▶ _OBJECTIVE_:
Quote all lines below exactly. Images stay out.

▶ _Saved entries_:
..............................

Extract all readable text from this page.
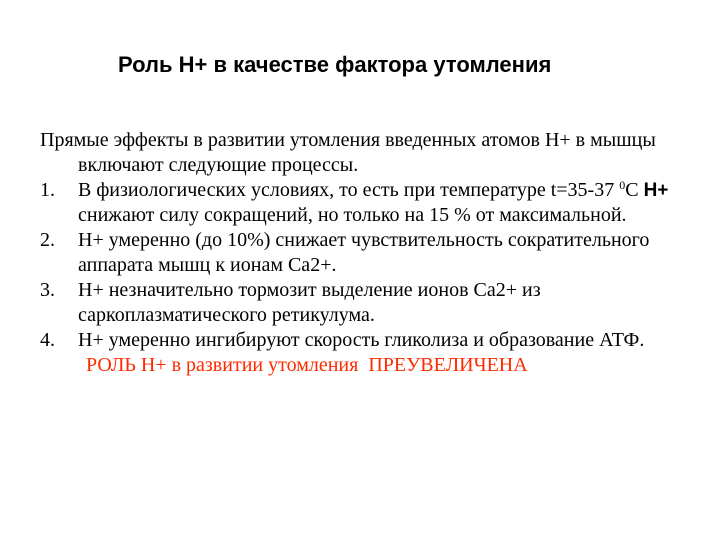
Роль Н+ в качестве фактора утомления

Прямые эффекты в развитии утомления введенных атомов Н+ в мышцы включают следующие процессы.

1. В физиологических условиях, то есть при температуре t=35-37 $^0$С Н+ снижают силу сокращений, но только на 15 % от максимальной.
2. Н+ умеренно (до 10%) снижает чувствительность сократительного аппарата мышц к ионам Са2+.
3. Н+ незначительно тормозит выделение ионов Са2+ из саркоплазматического ретикулума.
4. Н+ умеренно ингибируют скорость гликолиза и образование АТФ.

РОЛЬ Н+ в развитии утомления ПРЕУВЕЛИЧЕНА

..............................

▶ _EXERCISE RESULT_:
Extract all readable text from this page.
Роль Н+ в качестве фактора утомления

Прямые эффекты в развитии утомления введенных атомов Н+ в мышцы включают следующие процессы.

1. В физиологических условиях, то есть при температуре t=35-37 $^0$С Н+ снижают силу сокращений, но только на 15 % от максимальной.
2. Н+ умеренно (до 10%) снижает чувствительность сократительного аппарата мышц к ионам Са2+.
3. Н+ незначительно тормозит выделение ионов Са2+ из саркоплазматического ретикулума.
4. Н+ умеренно ингибируют скорость гликолиза и образование АТФ.

РОЛЬ Н+ в развитии утомления ПРЕУВЕЛИЧЕНА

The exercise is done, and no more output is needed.